*The task*.
Give a verbatim copy of the lines below, minus the pictures.

*Records for processing*.
....................
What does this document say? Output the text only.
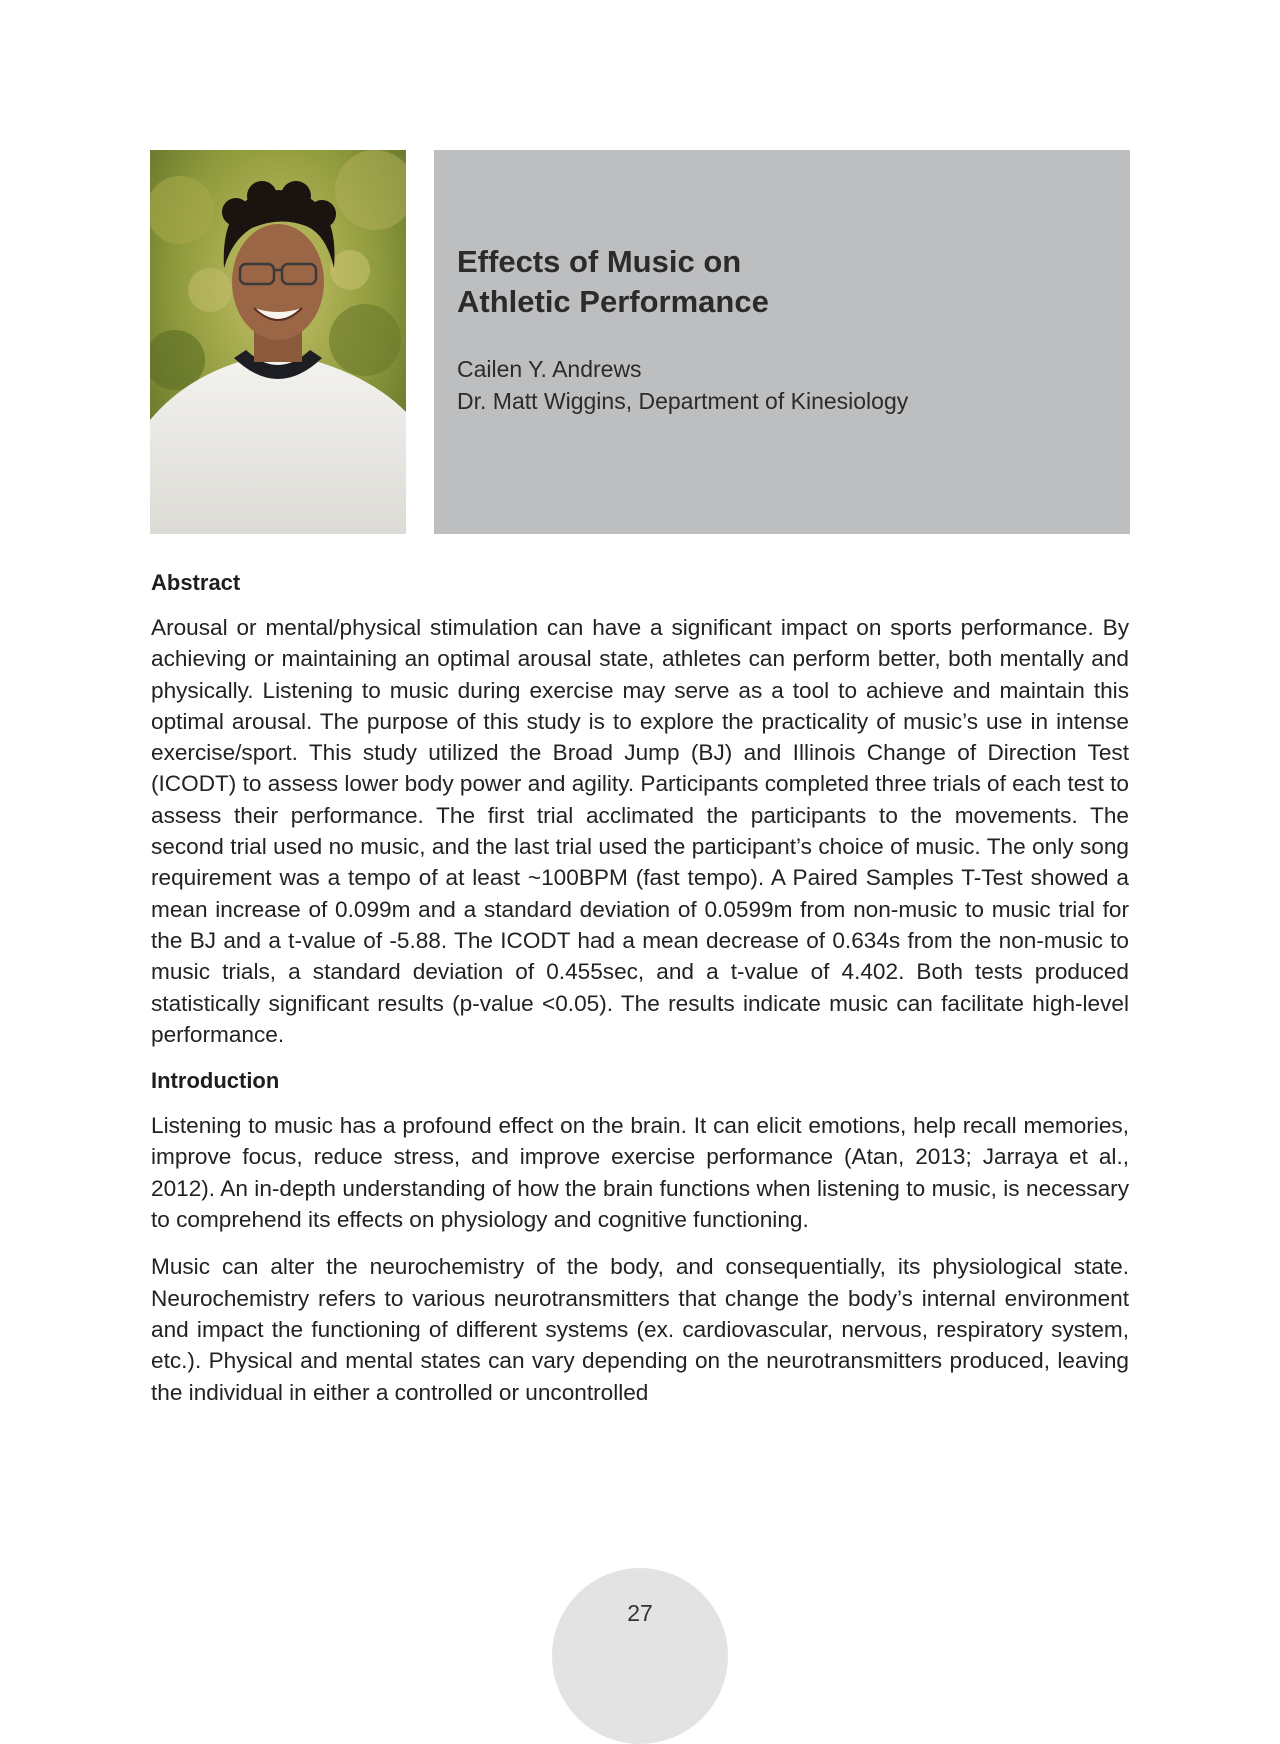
Effects of Music on
Athletic Performance
Cailen Y. Andrews
Dr. Matt Wiggins, Department of Kinesiology
Abstract

Arousal or mental/physical stimulation can have a significant impact on sports performance. By achieving or maintaining an optimal arousal state, athletes can perform better, both mentally and physically. Listening to music during exercise may serve as a tool to achieve and maintain this optimal arousal. The purpose of this study is to explore the practicality of music’s use in intense exercise/sport. This study utilized the Broad Jump (BJ) and Illinois Change of Direction Test (ICODT) to assess lower body power and agility. Participants completed three trials of each test to assess their performance. The first trial acclimated the participants to the movements. The second trial used no music, and the last trial used the participant’s choice of music. The only song requirement was a tempo of at least ~100BPM (fast tempo). A Paired Samples T-Test showed a mean increase of 0.099m and a standard deviation of 0.0599m from non-music to music trial for the BJ and a t-value of -5.88. The ICODT had a mean decrease of 0.634s from the non-music to music trials, a standard deviation of 0.455sec, and a t-value of 4.402. Both tests produced statistically significant results (p-value <0.05). The results indicate music can facilitate high-level performance.

Introduction

Listening to music has a profound effect on the brain. It can elicit emotions, help recall memories, improve focus, reduce stress, and improve exercise performance (Atan, 2013; Jarraya et al., 2012). An in-depth understanding of how the brain functions when listening to music, is necessary to comprehend its effects on physiology and cognitive functioning.

Music can alter the neurochemistry of the body, and consequentially, its physiological state. Neurochemistry refers to various neurotransmitters that change the body’s internal environment and impact the functioning of different systems (ex. cardiovascular, nervous, respiratory system, etc.). Physical and mental states can vary depending on the neurotransmitters produced, leaving the individual in either a controlled or uncontrolled

27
....................
*Exercise answer*.
What does this document say? Output the text only.
Effects of Music on
Athletic Performance
Cailen Y. Andrews
Dr. Matt Wiggins, Department of Kinesiology
Abstract

Arousal or mental/physical stimulation can have a significant impact on sports performance. By achieving or maintaining an optimal arousal state, athletes can perform better, both mentally and physically. Listening to music during exercise may serve as a tool to achieve and maintain this optimal arousal. The purpose of this study is to explore the practicality of music’s use in intense exercise/sport. This study utilized the Broad Jump (BJ) and Illinois Change of Direction Test (ICODT) to assess lower body power and agility. Participants completed three trials of each test to assess their performance. The first trial acclimated the participants to the movements. The second trial used no music, and the last trial used the participant’s choice of music. The only song requirement was a tempo of at least ~100BPM (fast tempo). A Paired Samples T-Test showed a mean increase of 0.099m and a standard deviation of 0.0599m from non-music to music trial for the BJ and a t-value of -5.88. The ICODT had a mean decrease of 0.634s from the non-music to music trials, a standard deviation of 0.455sec, and a t-value of 4.402. Both tests produced statistically significant results (p-value <0.05). The results indicate music can facilitate high-level performance.

Introduction

Listening to music has a profound effect on the brain. It can elicit emotions, help recall memories, improve focus, reduce stress, and improve exercise performance (Atan, 2013; Jarraya et al., 2012). An in-depth understanding of how the brain functions when listening to music, is necessary to comprehend its effects on physiology and cognitive functioning.

Music can alter the neurochemistry of the body, and consequentially, its physiological state. Neurochemistry refers to various neurotransmitters that change the body’s internal environment and impact the functioning of different systems (ex. cardiovascular, nervous, respiratory system, etc.). Physical and mental states can vary depending on the neurotransmitters produced, leaving the individual in either a controlled or uncontrolled

27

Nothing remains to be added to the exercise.